Work required:
Gather the lines from the material that contain "DEAFNESS".

-- start Dataset rows --

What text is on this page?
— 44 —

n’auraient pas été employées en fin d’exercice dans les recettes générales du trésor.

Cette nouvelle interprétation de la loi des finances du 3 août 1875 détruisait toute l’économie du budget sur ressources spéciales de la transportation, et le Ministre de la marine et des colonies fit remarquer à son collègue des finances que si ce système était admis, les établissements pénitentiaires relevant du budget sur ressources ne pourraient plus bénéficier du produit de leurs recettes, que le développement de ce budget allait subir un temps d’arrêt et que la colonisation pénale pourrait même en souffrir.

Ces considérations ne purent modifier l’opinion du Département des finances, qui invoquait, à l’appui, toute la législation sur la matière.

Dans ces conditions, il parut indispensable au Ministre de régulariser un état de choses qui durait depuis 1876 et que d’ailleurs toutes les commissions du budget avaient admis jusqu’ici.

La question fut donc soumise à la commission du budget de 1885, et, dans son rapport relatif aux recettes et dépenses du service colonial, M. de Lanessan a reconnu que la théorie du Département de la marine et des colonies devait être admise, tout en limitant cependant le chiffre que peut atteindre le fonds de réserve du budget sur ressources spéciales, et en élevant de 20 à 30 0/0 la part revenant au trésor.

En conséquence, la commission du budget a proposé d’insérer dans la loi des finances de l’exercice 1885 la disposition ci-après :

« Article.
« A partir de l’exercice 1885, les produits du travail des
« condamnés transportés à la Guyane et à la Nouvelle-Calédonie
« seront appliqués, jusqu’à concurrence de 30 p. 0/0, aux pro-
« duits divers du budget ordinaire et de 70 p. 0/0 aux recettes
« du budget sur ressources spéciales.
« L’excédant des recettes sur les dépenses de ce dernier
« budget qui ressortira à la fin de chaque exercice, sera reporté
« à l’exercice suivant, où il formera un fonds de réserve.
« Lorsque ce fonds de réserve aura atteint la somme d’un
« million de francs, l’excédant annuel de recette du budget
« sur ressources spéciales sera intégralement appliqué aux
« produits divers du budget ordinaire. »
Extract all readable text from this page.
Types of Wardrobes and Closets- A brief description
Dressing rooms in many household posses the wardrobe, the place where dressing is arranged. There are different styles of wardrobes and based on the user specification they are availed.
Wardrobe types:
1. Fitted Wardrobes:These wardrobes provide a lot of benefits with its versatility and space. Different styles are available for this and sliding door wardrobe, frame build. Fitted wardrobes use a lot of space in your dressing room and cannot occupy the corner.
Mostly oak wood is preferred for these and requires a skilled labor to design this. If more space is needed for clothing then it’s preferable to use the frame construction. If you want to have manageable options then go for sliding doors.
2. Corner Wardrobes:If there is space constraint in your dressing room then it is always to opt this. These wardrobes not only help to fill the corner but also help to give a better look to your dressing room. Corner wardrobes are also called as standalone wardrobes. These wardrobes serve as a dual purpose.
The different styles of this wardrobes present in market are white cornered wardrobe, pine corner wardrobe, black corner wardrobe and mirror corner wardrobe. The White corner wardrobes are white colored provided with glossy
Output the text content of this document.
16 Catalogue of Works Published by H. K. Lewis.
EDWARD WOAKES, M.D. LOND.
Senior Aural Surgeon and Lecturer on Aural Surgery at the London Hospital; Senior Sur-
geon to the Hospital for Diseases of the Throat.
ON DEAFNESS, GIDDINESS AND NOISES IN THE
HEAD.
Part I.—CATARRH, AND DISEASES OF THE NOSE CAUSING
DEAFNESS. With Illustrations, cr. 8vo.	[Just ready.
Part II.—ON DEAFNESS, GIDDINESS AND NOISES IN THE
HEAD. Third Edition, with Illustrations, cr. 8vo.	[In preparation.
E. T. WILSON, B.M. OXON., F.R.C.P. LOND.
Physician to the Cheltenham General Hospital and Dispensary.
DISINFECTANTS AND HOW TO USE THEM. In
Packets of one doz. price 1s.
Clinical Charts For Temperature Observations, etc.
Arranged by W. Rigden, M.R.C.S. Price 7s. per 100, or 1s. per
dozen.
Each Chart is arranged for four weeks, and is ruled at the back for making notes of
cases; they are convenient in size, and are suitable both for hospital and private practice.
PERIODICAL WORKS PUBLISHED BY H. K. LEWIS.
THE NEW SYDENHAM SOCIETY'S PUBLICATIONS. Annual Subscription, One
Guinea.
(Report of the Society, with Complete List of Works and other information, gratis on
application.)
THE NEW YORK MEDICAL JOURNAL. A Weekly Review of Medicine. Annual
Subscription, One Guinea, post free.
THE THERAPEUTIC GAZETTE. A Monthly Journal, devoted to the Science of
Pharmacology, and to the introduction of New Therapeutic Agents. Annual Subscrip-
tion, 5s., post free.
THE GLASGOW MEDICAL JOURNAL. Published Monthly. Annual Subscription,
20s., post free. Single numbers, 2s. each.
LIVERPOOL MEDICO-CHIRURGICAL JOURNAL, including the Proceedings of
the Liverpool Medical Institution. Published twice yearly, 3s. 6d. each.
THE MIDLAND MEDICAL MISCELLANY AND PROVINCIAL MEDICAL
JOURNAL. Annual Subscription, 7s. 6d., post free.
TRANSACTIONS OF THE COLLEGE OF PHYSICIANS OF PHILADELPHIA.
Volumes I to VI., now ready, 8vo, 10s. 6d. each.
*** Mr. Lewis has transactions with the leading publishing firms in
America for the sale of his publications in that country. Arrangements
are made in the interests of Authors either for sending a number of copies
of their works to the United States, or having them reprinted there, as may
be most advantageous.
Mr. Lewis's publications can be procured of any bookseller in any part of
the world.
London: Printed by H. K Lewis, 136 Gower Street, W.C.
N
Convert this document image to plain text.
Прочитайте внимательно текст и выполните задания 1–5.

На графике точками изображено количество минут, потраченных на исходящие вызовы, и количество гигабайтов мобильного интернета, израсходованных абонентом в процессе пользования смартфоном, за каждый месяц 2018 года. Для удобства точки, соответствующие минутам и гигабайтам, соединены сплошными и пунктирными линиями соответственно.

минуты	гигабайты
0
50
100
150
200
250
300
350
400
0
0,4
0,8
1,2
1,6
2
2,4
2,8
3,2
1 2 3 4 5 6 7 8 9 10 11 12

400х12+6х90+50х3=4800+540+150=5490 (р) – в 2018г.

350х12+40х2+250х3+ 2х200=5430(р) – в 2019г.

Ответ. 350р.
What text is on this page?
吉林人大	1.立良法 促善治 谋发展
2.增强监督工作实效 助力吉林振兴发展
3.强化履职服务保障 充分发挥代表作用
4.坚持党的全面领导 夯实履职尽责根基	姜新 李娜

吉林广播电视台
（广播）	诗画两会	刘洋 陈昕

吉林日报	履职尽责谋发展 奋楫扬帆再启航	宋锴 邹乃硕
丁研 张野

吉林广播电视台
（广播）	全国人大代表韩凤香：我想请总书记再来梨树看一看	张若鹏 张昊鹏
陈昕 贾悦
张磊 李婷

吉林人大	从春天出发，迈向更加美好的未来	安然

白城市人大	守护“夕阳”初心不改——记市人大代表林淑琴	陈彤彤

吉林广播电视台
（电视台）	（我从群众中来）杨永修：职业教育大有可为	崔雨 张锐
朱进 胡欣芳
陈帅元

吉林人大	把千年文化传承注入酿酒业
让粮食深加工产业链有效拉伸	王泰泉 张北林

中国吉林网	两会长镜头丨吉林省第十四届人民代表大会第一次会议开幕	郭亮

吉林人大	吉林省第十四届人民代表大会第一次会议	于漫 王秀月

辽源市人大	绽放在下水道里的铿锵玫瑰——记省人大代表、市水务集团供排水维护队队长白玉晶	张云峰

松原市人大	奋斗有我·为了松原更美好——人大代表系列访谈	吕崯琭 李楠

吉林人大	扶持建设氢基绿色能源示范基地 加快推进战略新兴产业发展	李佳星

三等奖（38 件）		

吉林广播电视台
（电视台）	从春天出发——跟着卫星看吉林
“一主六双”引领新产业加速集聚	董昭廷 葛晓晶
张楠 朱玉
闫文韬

-- end Dataset rows --

Response to this task:
ON DEAFNESS, GIDDINESS AND NOISES IN THE
DEAFNESS. With Illustrations, cr. 8vo.	[Just ready.
Part II.—ON DEAFNESS, GIDDINESS AND NOISES IN THE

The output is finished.